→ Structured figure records

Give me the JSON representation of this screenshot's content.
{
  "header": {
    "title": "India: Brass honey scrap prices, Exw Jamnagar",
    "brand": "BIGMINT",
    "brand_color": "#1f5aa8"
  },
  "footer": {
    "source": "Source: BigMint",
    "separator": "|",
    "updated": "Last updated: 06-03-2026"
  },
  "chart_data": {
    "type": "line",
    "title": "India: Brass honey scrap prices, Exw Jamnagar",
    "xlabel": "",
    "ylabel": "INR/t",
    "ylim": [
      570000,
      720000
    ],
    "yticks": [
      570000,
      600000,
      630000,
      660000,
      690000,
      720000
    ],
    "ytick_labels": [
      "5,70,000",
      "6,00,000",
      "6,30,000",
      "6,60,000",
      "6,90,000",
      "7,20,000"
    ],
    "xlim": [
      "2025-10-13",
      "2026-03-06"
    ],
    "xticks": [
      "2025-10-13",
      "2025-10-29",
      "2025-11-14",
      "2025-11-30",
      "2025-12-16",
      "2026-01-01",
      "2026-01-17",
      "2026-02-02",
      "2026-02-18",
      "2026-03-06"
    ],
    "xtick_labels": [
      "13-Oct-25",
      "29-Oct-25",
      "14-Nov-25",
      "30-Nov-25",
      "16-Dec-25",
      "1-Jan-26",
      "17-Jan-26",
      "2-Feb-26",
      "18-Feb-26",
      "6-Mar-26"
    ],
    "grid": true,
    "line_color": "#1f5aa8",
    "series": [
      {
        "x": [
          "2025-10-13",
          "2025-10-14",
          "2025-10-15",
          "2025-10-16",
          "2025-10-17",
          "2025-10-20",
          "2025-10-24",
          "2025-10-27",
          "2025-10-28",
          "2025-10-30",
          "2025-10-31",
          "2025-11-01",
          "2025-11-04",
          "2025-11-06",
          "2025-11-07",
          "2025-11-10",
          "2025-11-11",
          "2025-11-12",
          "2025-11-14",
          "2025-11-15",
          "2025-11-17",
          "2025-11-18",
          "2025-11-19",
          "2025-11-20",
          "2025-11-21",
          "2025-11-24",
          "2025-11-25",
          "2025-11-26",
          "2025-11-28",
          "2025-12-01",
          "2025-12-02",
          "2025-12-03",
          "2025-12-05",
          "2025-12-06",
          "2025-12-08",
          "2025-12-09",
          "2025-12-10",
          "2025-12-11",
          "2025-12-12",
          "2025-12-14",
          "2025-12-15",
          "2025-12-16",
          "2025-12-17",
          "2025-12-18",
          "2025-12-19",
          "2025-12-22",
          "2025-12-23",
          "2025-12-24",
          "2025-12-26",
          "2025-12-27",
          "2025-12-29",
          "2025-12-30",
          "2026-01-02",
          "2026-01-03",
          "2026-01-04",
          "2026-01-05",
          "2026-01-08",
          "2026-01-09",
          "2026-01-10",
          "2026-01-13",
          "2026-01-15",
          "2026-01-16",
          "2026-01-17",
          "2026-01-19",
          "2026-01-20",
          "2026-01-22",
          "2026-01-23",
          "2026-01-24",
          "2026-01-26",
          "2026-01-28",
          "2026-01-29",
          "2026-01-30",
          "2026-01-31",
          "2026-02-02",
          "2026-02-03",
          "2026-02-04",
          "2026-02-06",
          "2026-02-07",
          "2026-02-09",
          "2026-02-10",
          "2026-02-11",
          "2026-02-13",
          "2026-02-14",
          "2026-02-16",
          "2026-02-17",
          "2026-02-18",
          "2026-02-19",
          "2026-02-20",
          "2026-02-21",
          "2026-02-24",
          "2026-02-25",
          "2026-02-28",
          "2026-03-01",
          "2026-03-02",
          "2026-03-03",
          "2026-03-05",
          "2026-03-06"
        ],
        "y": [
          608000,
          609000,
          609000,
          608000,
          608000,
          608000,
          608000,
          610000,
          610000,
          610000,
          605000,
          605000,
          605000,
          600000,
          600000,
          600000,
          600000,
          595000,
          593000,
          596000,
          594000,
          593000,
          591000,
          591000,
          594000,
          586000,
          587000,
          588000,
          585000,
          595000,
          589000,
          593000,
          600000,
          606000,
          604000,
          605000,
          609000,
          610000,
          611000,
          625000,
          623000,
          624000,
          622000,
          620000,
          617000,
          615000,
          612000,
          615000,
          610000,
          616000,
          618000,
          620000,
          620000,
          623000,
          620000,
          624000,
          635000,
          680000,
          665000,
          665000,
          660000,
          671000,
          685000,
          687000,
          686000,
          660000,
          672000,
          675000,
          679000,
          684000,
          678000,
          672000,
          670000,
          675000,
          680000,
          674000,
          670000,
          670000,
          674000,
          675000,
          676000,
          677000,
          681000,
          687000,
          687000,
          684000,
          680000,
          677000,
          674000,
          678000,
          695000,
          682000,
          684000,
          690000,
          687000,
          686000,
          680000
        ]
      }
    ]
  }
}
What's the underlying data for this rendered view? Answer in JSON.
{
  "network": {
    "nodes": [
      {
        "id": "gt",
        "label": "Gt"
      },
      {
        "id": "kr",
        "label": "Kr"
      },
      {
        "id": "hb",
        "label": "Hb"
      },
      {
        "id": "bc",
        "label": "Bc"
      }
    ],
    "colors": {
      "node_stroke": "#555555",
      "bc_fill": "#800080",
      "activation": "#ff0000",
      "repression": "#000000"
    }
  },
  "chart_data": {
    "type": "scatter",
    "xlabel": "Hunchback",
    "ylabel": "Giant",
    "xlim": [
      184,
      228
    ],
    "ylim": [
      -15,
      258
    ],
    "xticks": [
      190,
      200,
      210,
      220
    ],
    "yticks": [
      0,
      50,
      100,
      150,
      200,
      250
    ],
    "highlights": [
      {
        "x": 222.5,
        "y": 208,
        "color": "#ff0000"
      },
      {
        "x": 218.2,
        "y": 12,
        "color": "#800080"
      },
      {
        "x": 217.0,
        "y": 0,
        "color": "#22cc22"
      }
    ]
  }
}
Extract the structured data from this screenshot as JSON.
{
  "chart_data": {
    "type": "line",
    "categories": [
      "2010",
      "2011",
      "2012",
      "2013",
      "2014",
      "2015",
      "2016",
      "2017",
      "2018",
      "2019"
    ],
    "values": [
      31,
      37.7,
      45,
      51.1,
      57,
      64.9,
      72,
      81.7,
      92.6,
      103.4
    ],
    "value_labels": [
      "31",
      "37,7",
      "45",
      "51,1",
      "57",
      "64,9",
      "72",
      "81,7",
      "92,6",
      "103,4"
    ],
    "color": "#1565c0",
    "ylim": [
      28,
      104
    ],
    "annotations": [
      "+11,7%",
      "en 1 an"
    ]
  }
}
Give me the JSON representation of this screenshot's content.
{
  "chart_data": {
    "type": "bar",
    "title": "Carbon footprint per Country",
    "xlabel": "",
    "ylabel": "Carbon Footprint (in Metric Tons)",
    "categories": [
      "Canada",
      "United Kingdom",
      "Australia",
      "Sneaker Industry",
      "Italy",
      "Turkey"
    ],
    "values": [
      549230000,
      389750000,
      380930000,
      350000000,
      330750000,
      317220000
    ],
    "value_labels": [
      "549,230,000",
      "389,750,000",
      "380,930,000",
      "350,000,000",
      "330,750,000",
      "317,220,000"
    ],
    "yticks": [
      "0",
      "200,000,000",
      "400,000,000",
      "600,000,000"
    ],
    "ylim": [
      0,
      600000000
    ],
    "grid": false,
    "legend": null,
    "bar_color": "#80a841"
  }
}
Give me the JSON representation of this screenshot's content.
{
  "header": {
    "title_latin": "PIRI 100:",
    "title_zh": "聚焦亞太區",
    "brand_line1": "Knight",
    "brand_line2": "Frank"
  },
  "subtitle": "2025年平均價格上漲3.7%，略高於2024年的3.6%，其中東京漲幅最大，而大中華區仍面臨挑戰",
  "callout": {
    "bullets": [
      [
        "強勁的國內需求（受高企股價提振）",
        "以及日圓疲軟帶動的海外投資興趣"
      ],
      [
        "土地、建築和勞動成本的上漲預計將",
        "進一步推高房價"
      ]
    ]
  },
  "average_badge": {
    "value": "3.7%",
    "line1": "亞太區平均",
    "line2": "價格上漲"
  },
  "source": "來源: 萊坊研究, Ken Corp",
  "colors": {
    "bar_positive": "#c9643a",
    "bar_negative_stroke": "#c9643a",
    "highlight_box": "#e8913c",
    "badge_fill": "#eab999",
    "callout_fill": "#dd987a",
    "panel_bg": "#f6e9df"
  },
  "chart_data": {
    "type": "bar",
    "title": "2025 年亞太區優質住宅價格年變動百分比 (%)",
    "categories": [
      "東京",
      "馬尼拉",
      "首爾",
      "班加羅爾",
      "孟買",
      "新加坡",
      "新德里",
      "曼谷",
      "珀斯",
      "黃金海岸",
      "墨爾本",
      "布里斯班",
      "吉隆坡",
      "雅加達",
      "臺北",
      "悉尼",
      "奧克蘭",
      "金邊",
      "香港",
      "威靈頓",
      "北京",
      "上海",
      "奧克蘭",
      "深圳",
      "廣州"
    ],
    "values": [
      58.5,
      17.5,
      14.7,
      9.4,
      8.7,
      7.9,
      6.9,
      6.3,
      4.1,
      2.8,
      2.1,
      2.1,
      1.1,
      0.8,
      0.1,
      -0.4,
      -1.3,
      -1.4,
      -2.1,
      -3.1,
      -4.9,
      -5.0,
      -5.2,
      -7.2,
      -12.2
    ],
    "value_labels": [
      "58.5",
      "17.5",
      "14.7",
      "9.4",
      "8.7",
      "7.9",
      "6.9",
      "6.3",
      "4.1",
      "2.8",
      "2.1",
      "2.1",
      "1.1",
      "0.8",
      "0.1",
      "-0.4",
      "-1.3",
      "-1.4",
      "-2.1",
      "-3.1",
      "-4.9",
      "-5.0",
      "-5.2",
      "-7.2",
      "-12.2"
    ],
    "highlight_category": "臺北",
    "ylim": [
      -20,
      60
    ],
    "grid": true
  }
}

→ Exercise task
Filter the records for lines holding the string "source". Copy each one.

→ Response for this exercise
    "source": "Source: BigMint",
  "source": "來源: 萊坊研究, Ken Corp",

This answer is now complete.